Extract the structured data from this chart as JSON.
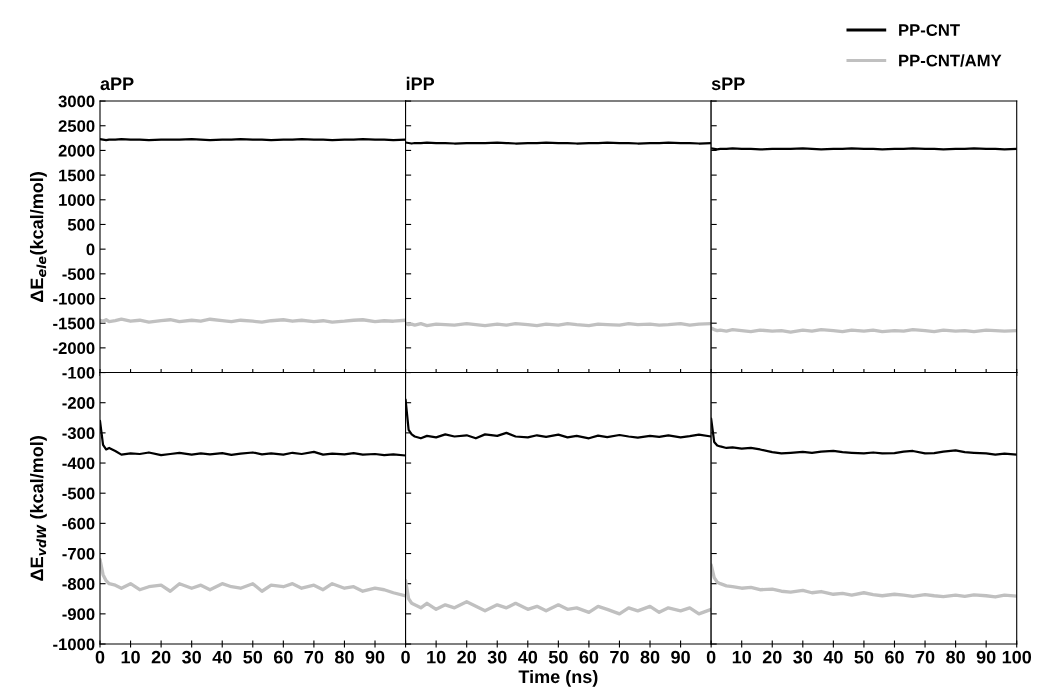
{
  "chart_data": [
    {
      "type": "line",
      "title": "aPP",
      "ylabel": "ΔE$_{ele}$(kcal/mol)",
      "tick_labels": "y",
      "xlim": [
        0,
        100
      ],
      "xticks": [
        0,
        10,
        20,
        30,
        40,
        50,
        60,
        70,
        80,
        90
      ],
      "ylim": [
        -2500,
        3000
      ],
      "yticks": [
        -2000,
        -1500,
        -1000,
        -500,
        0,
        500,
        1000,
        1500,
        2000,
        2500,
        3000
      ],
      "x": [
        0,
        1,
        2,
        3,
        5,
        7,
        10,
        13,
        16,
        20,
        23,
        26,
        30,
        33,
        36,
        40,
        43,
        46,
        50,
        53,
        56,
        60,
        63,
        66,
        70,
        73,
        76,
        80,
        83,
        86,
        90,
        93,
        96,
        100
      ],
      "series": [
        {
          "color": "#000000",
          "values": [
            2230,
            2220,
            2210,
            2220,
            2220,
            2230,
            2220,
            2220,
            2210,
            2220,
            2220,
            2220,
            2230,
            2220,
            2210,
            2220,
            2220,
            2230,
            2220,
            2220,
            2210,
            2220,
            2220,
            2230,
            2220,
            2220,
            2210,
            2220,
            2220,
            2230,
            2220,
            2220,
            2210,
            2220
          ]
        },
        {
          "color": "#c0c0c0",
          "values": [
            -1440,
            -1460,
            -1430,
            -1470,
            -1450,
            -1420,
            -1460,
            -1440,
            -1480,
            -1450,
            -1430,
            -1470,
            -1440,
            -1460,
            -1420,
            -1450,
            -1470,
            -1440,
            -1460,
            -1480,
            -1450,
            -1430,
            -1460,
            -1440,
            -1470,
            -1450,
            -1480,
            -1460,
            -1440,
            -1430,
            -1470,
            -1450,
            -1460,
            -1440
          ]
        }
      ]
    },
    {
      "type": "line",
      "title": "iPP",
      "tick_labels": false,
      "xlim": [
        0,
        100
      ],
      "xticks": [
        0,
        10,
        20,
        30,
        40,
        50,
        60,
        70,
        80,
        90
      ],
      "ylim": [
        -2500,
        3000
      ],
      "yticks": [
        -2000,
        -1500,
        -1000,
        -500,
        0,
        500,
        1000,
        1500,
        2000,
        2500,
        3000
      ],
      "x": [
        0,
        1,
        2,
        3,
        5,
        7,
        10,
        13,
        16,
        20,
        23,
        26,
        30,
        33,
        36,
        40,
        43,
        46,
        50,
        53,
        56,
        60,
        63,
        66,
        70,
        73,
        76,
        80,
        83,
        86,
        90,
        93,
        96,
        100
      ],
      "series": [
        {
          "color": "#000000",
          "values": [
            2160,
            2150,
            2140,
            2150,
            2150,
            2160,
            2150,
            2150,
            2140,
            2150,
            2150,
            2150,
            2160,
            2150,
            2140,
            2150,
            2150,
            2160,
            2150,
            2150,
            2140,
            2150,
            2150,
            2160,
            2150,
            2150,
            2140,
            2150,
            2150,
            2160,
            2150,
            2150,
            2140,
            2150
          ]
        },
        {
          "color": "#c0c0c0",
          "values": [
            -1500,
            -1530,
            -1520,
            -1540,
            -1510,
            -1550,
            -1520,
            -1530,
            -1540,
            -1510,
            -1530,
            -1550,
            -1520,
            -1540,
            -1510,
            -1530,
            -1550,
            -1520,
            -1540,
            -1510,
            -1530,
            -1550,
            -1520,
            -1530,
            -1540,
            -1510,
            -1530,
            -1520,
            -1540,
            -1530,
            -1510,
            -1540,
            -1520,
            -1510
          ]
        }
      ]
    },
    {
      "type": "line",
      "title": "sPP",
      "tick_labels": false,
      "legend": "top right",
      "xlim": [
        0,
        100
      ],
      "xticks": [
        0,
        10,
        20,
        30,
        40,
        50,
        60,
        70,
        80,
        90,
        100
      ],
      "ylim": [
        -2500,
        3000
      ],
      "yticks": [
        -2000,
        -1500,
        -1000,
        -500,
        0,
        500,
        1000,
        1500,
        2000,
        2500,
        3000
      ],
      "x": [
        0,
        1,
        2,
        3,
        5,
        7,
        10,
        13,
        16,
        20,
        23,
        26,
        30,
        33,
        36,
        40,
        43,
        46,
        50,
        53,
        56,
        60,
        63,
        66,
        70,
        73,
        76,
        80,
        83,
        86,
        90,
        93,
        96,
        100
      ],
      "series": [
        {
          "name": "PP-CNT",
          "color": "#000000",
          "values": [
            2040,
            2030,
            2020,
            2030,
            2030,
            2040,
            2030,
            2030,
            2020,
            2030,
            2030,
            2030,
            2040,
            2030,
            2020,
            2030,
            2030,
            2040,
            2030,
            2030,
            2020,
            2030,
            2030,
            2040,
            2030,
            2030,
            2020,
            2030,
            2030,
            2040,
            2030,
            2030,
            2020,
            2030
          ]
        },
        {
          "name": "PP-CNT/AMY",
          "color": "#c0c0c0",
          "values": [
            -1600,
            -1630,
            -1650,
            -1640,
            -1660,
            -1630,
            -1650,
            -1670,
            -1640,
            -1660,
            -1650,
            -1680,
            -1640,
            -1660,
            -1630,
            -1650,
            -1670,
            -1640,
            -1660,
            -1640,
            -1670,
            -1650,
            -1660,
            -1630,
            -1650,
            -1670,
            -1640,
            -1660,
            -1650,
            -1670,
            -1640,
            -1650,
            -1660,
            -1650
          ]
        }
      ]
    },
    {
      "type": "line",
      "ylabel": "ΔE$_{vdW}$ (kcal/mol)",
      "xlim": [
        0,
        100
      ],
      "xticks": [
        0,
        10,
        20,
        30,
        40,
        50,
        60,
        70,
        80,
        90
      ],
      "ylim": [
        -1000,
        -100
      ],
      "yticks": [
        -1000,
        -900,
        -800,
        -700,
        -600,
        -500,
        -400,
        -300,
        -200,
        -100
      ],
      "x": [
        0,
        1,
        2,
        3,
        5,
        7,
        10,
        13,
        16,
        20,
        23,
        26,
        30,
        33,
        36,
        40,
        43,
        46,
        50,
        53,
        56,
        60,
        63,
        66,
        70,
        73,
        76,
        80,
        83,
        86,
        90,
        93,
        96,
        100
      ],
      "series": [
        {
          "color": "#000000",
          "values": [
            -260,
            -340,
            -355,
            -350,
            -360,
            -372,
            -368,
            -370,
            -365,
            -374,
            -370,
            -366,
            -372,
            -368,
            -371,
            -367,
            -373,
            -369,
            -365,
            -371,
            -368,
            -372,
            -366,
            -370,
            -363,
            -372,
            -369,
            -371,
            -367,
            -372,
            -370,
            -374,
            -371,
            -375
          ]
        },
        {
          "color": "#c0c0c0",
          "values": [
            -720,
            -770,
            -790,
            -800,
            -805,
            -815,
            -800,
            -820,
            -810,
            -805,
            -825,
            -800,
            -815,
            -805,
            -820,
            -800,
            -810,
            -815,
            -800,
            -825,
            -805,
            -810,
            -800,
            -815,
            -805,
            -820,
            -800,
            -815,
            -810,
            -825,
            -815,
            -820,
            -830,
            -840
          ]
        }
      ]
    },
    {
      "type": "line",
      "xlabel": "Time (ns)",
      "tick_labels": "x",
      "xlim": [
        0,
        100
      ],
      "xticks": [
        0,
        10,
        20,
        30,
        40,
        50,
        60,
        70,
        80,
        90
      ],
      "ylim": [
        -1000,
        -100
      ],
      "yticks": [
        -1000,
        -900,
        -800,
        -700,
        -600,
        -500,
        -400,
        -300,
        -200,
        -100
      ],
      "x": [
        0,
        1,
        2,
        3,
        5,
        7,
        10,
        13,
        16,
        20,
        23,
        26,
        30,
        33,
        36,
        40,
        43,
        46,
        50,
        53,
        56,
        60,
        63,
        66,
        70,
        73,
        76,
        80,
        83,
        86,
        90,
        93,
        96,
        100
      ],
      "series": [
        {
          "color": "#000000",
          "values": [
            -190,
            -290,
            -305,
            -312,
            -318,
            -310,
            -315,
            -305,
            -312,
            -308,
            -318,
            -305,
            -310,
            -300,
            -312,
            -315,
            -308,
            -313,
            -306,
            -315,
            -310,
            -318,
            -309,
            -314,
            -307,
            -312,
            -316,
            -310,
            -313,
            -308,
            -315,
            -311,
            -306,
            -312
          ]
        },
        {
          "color": "#c0c0c0",
          "values": [
            -790,
            -850,
            -865,
            -870,
            -880,
            -865,
            -885,
            -870,
            -880,
            -860,
            -875,
            -890,
            -870,
            -880,
            -865,
            -885,
            -875,
            -890,
            -870,
            -885,
            -880,
            -895,
            -875,
            -885,
            -900,
            -880,
            -890,
            -875,
            -895,
            -880,
            -890,
            -880,
            -900,
            -885
          ]
        }
      ]
    },
    {
      "type": "line",
      "tick_labels": "x",
      "xlim": [
        0,
        100
      ],
      "xticks": [
        0,
        10,
        20,
        30,
        40,
        50,
        60,
        70,
        80,
        90,
        100
      ],
      "ylim": [
        -1000,
        -100
      ],
      "yticks": [
        -1000,
        -900,
        -800,
        -700,
        -600,
        -500,
        -400,
        -300,
        -200,
        -100
      ],
      "x": [
        0,
        1,
        2,
        3,
        5,
        7,
        10,
        13,
        16,
        20,
        23,
        26,
        30,
        33,
        36,
        40,
        43,
        46,
        50,
        53,
        56,
        60,
        63,
        66,
        70,
        73,
        76,
        80,
        83,
        86,
        90,
        93,
        96,
        100
      ],
      "series": [
        {
          "color": "#000000",
          "values": [
            -253,
            -330,
            -342,
            -345,
            -350,
            -348,
            -352,
            -350,
            -355,
            -364,
            -368,
            -366,
            -363,
            -366,
            -362,
            -360,
            -364,
            -366,
            -368,
            -365,
            -368,
            -367,
            -362,
            -360,
            -368,
            -367,
            -362,
            -358,
            -364,
            -366,
            -368,
            -372,
            -369,
            -372
          ]
        },
        {
          "color": "#c0c0c0",
          "values": [
            -738,
            -780,
            -795,
            -800,
            -807,
            -810,
            -815,
            -812,
            -820,
            -818,
            -825,
            -828,
            -822,
            -830,
            -826,
            -835,
            -832,
            -838,
            -830,
            -836,
            -840,
            -835,
            -838,
            -842,
            -836,
            -840,
            -843,
            -838,
            -842,
            -837,
            -840,
            -844,
            -838,
            -841
          ]
        }
      ]
    }
  ]
}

══════════

## Work to complete
Pull out each line of the records holding the string "kcal".

## Reply
      "ylabel": "ΔE$_{ele}$(kcal/mol)",
      "ylabel": "ΔE$_{vdW}$ (kcal/mol)",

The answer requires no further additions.